[Required work] Exactly as written, retype the listing below, omitting the pictures.

━━━━━━━━━━━━━━━━

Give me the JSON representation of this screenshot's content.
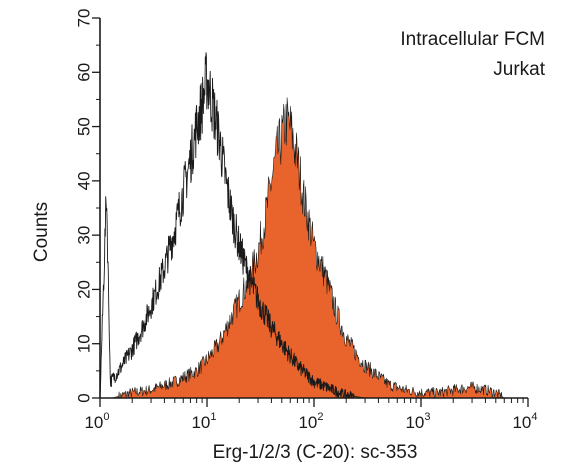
{
  "chart_data": {
    "type": "area",
    "title": "",
    "annotations": [
      "Intracellular FCM",
      "Jurkat"
    ],
    "xlabel": "Erg-1/2/3 (C-20): sc-353",
    "ylabel": "Counts",
    "x_scale": "log",
    "xlim": [
      1,
      10000
    ],
    "ylim": [
      0,
      70
    ],
    "x_ticks": [
      {
        "base": "10",
        "exp": "0",
        "value": 1
      },
      {
        "base": "10",
        "exp": "1",
        "value": 10
      },
      {
        "base": "10",
        "exp": "2",
        "value": 100
      },
      {
        "base": "10",
        "exp": "3",
        "value": 1000
      },
      {
        "base": "10",
        "exp": "4",
        "value": 10000
      }
    ],
    "y_ticks": [
      "0",
      "10",
      "20",
      "30",
      "40",
      "50",
      "60",
      "70"
    ],
    "grid": false,
    "series": [
      {
        "style": "outline",
        "color": "#1a1a1a",
        "points": [
          [
            1,
            0
          ],
          [
            1.15,
            38
          ],
          [
            1.25,
            3
          ],
          [
            1.5,
            5
          ],
          [
            2,
            9
          ],
          [
            2.5,
            13
          ],
          [
            3,
            17
          ],
          [
            4,
            24
          ],
          [
            5,
            31
          ],
          [
            6,
            38
          ],
          [
            7,
            44
          ],
          [
            8,
            50
          ],
          [
            9,
            54
          ],
          [
            10,
            59
          ],
          [
            11,
            55
          ],
          [
            13,
            48
          ],
          [
            15,
            40
          ],
          [
            17,
            34
          ],
          [
            20,
            28
          ],
          [
            25,
            22
          ],
          [
            30,
            18
          ],
          [
            40,
            13
          ],
          [
            50,
            10
          ],
          [
            70,
            6
          ],
          [
            100,
            3
          ],
          [
            150,
            1.5
          ],
          [
            200,
            0.5
          ],
          [
            300,
            0
          ]
        ]
      },
      {
        "style": "filled",
        "color": "#e8642c",
        "points": [
          [
            1,
            0
          ],
          [
            1.3,
            0
          ],
          [
            2,
            1
          ],
          [
            3,
            1.5
          ],
          [
            5,
            3
          ],
          [
            8,
            5
          ],
          [
            10,
            7
          ],
          [
            13,
            10
          ],
          [
            17,
            15
          ],
          [
            20,
            18
          ],
          [
            25,
            22
          ],
          [
            30,
            27
          ],
          [
            35,
            33
          ],
          [
            40,
            40
          ],
          [
            45,
            45
          ],
          [
            50,
            48
          ],
          [
            55,
            51
          ],
          [
            60,
            50
          ],
          [
            70,
            44
          ],
          [
            80,
            37
          ],
          [
            100,
            28
          ],
          [
            130,
            22
          ],
          [
            160,
            16
          ],
          [
            200,
            11
          ],
          [
            250,
            8
          ],
          [
            300,
            6
          ],
          [
            400,
            4
          ],
          [
            500,
            2.5
          ],
          [
            700,
            1.5
          ],
          [
            1000,
            1
          ],
          [
            1500,
            1
          ],
          [
            2000,
            1.5
          ],
          [
            3000,
            2
          ],
          [
            4000,
            1.5
          ],
          [
            5000,
            1
          ],
          [
            6000,
            0
          ]
        ]
      }
    ]
  }
}
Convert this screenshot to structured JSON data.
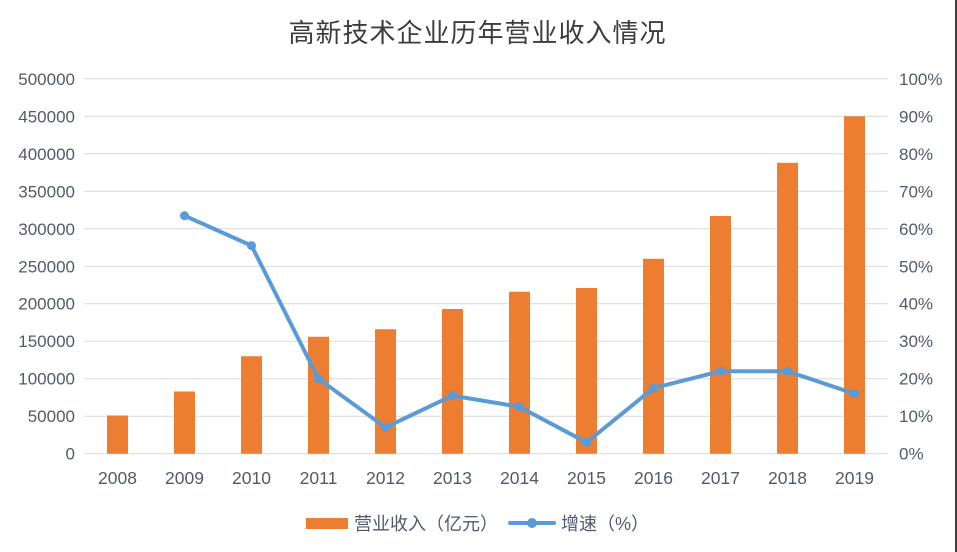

━━━━━━━━━━━━━━━━

[Answer to the problem]
Give me the JSON representation of this screenshot's content.
{
  "chart_data": {
    "type": "area",
    "title": "",
    "annotations": [
      "Intracellular FCM",
      "Jurkat"
    ],
    "xlabel": "Erg-1/2/3 (C-20): sc-353",
    "ylabel": "Counts",
    "x_scale": "log",
    "xlim": [
      1,
      10000
    ],
    "ylim": [
      0,
      70
    ],
    "x_ticks": [
      {
        "base": "10",
        "exp": "0",
        "value": 1
      },
      {
        "base": "10",
        "exp": "1",
        "value": 10
      },
      {
        "base": "10",
        "exp": "2",
        "value": 100
      },
      {
        "base": "10",
        "exp": "3",
        "value": 1000
      },
      {
        "base": "10",
        "exp": "4",
        "value": 10000
      }
    ],
    "y_ticks": [
      "0",
      "10",
      "20",
      "30",
      "40",
      "50",
      "60",
      "70"
    ],
    "grid": false,
    "series": [
      {
        "style": "outline",
        "color": "#1a1a1a",
        "points": [
          [
            1,
            0
          ],
          [
            1.15,
            38
          ],
          [
            1.25,
            3
          ],
          [
            1.5,
            5
          ],
          [
            2,
            9
          ],
          [
            2.5,
            13
          ],
          [
            3,
            17
          ],
          [
            4,
            24
          ],
          [
            5,
            31
          ],
          [
            6,
            38
          ],
          [
            7,
            44
          ],
          [
            8,
            50
          ],
          [
            9,
            54
          ],
          [
            10,
            59
          ],
          [
            11,
            55
          ],
          [
            13,
            48
          ],
          [
            15,
            40
          ],
          [
            17,
            34
          ],
          [
            20,
            28
          ],
          [
            25,
            22
          ],
          [
            30,
            18
          ],
          [
            40,
            13
          ],
          [
            50,
            10
          ],
          [
            70,
            6
          ],
          [
            100,
            3
          ],
          [
            150,
            1.5
          ],
          [
            200,
            0.5
          ],
          [
            300,
            0
          ]
        ]
      },
      {
        "style": "filled",
        "color": "#e8642c",
        "points": [
          [
            1,
            0
          ],
          [
            1.3,
            0
          ],
          [
            2,
            1
          ],
          [
            3,
            1.5
          ],
          [
            5,
            3
          ],
          [
            8,
            5
          ],
          [
            10,
            7
          ],
          [
            13,
            10
          ],
          [
            17,
            15
          ],
          [
            20,
            18
          ],
          [
            25,
            22
          ],
          [
            30,
            27
          ],
          [
            35,
            33
          ],
          [
            40,
            40
          ],
          [
            45,
            45
          ],
          [
            50,
            48
          ],
          [
            55,
            51
          ],
          [
            60,
            50
          ],
          [
            70,
            44
          ],
          [
            80,
            37
          ],
          [
            100,
            28
          ],
          [
            130,
            22
          ],
          [
            160,
            16
          ],
          [
            200,
            11
          ],
          [
            250,
            8
          ],
          [
            300,
            6
          ],
          [
            400,
            4
          ],
          [
            500,
            2.5
          ],
          [
            700,
            1.5
          ],
          [
            1000,
            1
          ],
          [
            1500,
            1
          ],
          [
            2000,
            1.5
          ],
          [
            3000,
            2
          ],
          [
            4000,
            1.5
          ],
          [
            5000,
            1
          ],
          [
            6000,
            0
          ]
        ]
      }
    ]
  }
}
Convert this screenshot to structured JSON data.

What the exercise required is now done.